(Recorded data)
######
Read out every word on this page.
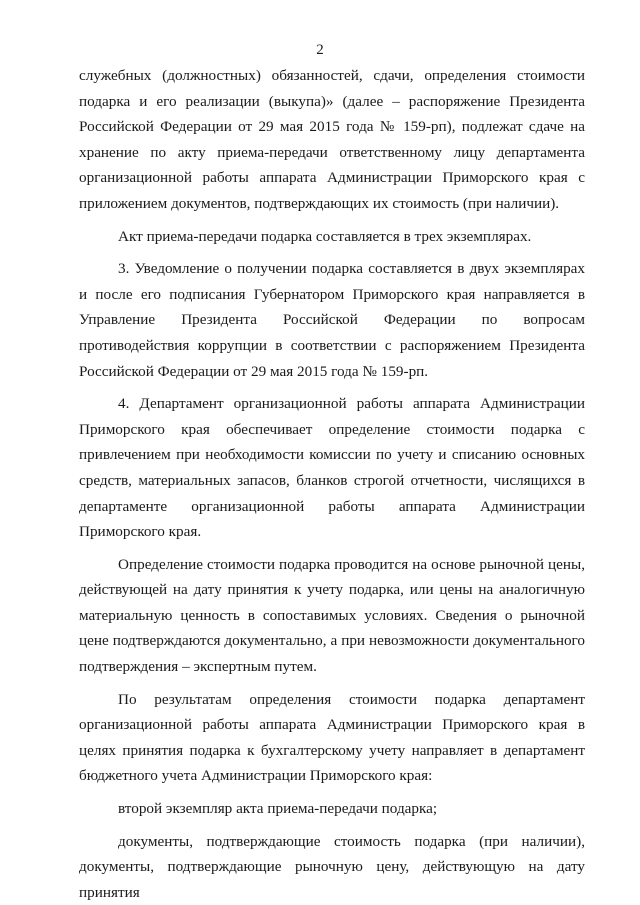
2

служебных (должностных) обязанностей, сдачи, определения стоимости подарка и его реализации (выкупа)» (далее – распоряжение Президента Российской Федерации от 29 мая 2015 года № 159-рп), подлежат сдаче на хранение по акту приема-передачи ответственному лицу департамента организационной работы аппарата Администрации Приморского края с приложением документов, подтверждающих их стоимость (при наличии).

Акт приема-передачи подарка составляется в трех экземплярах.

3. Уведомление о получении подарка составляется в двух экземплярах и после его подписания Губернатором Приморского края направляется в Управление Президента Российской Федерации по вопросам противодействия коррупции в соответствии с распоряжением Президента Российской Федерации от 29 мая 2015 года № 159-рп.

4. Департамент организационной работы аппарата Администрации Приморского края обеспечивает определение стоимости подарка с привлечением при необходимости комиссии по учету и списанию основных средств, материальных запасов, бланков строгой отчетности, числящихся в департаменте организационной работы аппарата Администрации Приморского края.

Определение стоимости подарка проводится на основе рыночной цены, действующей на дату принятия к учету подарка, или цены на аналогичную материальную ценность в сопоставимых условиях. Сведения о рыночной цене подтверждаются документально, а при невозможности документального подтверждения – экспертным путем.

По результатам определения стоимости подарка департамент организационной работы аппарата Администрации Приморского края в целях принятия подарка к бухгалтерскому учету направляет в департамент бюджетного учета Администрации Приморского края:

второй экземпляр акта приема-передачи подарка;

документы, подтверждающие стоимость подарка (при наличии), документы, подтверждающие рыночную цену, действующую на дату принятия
######
- [EXERCISE DIRECTIONS]:
Every record above should be transcribed exactly; the pictures stay out of the copy.

- [THE RESPONSE]:
Read out every word on this page.
2

служебных (должностных) обязанностей, сдачи, определения стоимости подарка и его реализации (выкупа)» (далее – распоряжение Президента Российской Федерации от 29 мая 2015 года № 159-рп), подлежат сдаче на хранение по акту приема-передачи ответственному лицу департамента организационной работы аппарата Администрации Приморского края с приложением документов, подтверждающих их стоимость (при наличии).

Акт приема-передачи подарка составляется в трех экземплярах.

3. Уведомление о получении подарка составляется в двух экземплярах и после его подписания Губернатором Приморского края направляется в Управление Президента Российской Федерации по вопросам противодействия коррупции в соответствии с распоряжением Президента Российской Федерации от 29 мая 2015 года № 159-рп.

4. Департамент организационной работы аппарата Администрации Приморского края обеспечивает определение стоимости подарка с привлечением при необходимости комиссии по учету и списанию основных средств, материальных запасов, бланков строгой отчетности, числящихся в департаменте организационной работы аппарата Администрации Приморского края.

Определение стоимости подарка проводится на основе рыночной цены, действующей на дату принятия к учету подарка, или цены на аналогичную материальную ценность в сопоставимых условиях. Сведения о рыночной цене подтверждаются документально, а при невозможности документального подтверждения – экспертным путем.

По результатам определения стоимости подарка департамент организационной работы аппарата Администрации Приморского края в целях принятия подарка к бухгалтерскому учету направляет в департамент бюджетного учета Администрации Приморского края:

второй экземпляр акта приема-передачи подарка;

документы, подтверждающие стоимость подарка (при наличии), документы, подтверждающие рыночную цену, действующую на дату принятия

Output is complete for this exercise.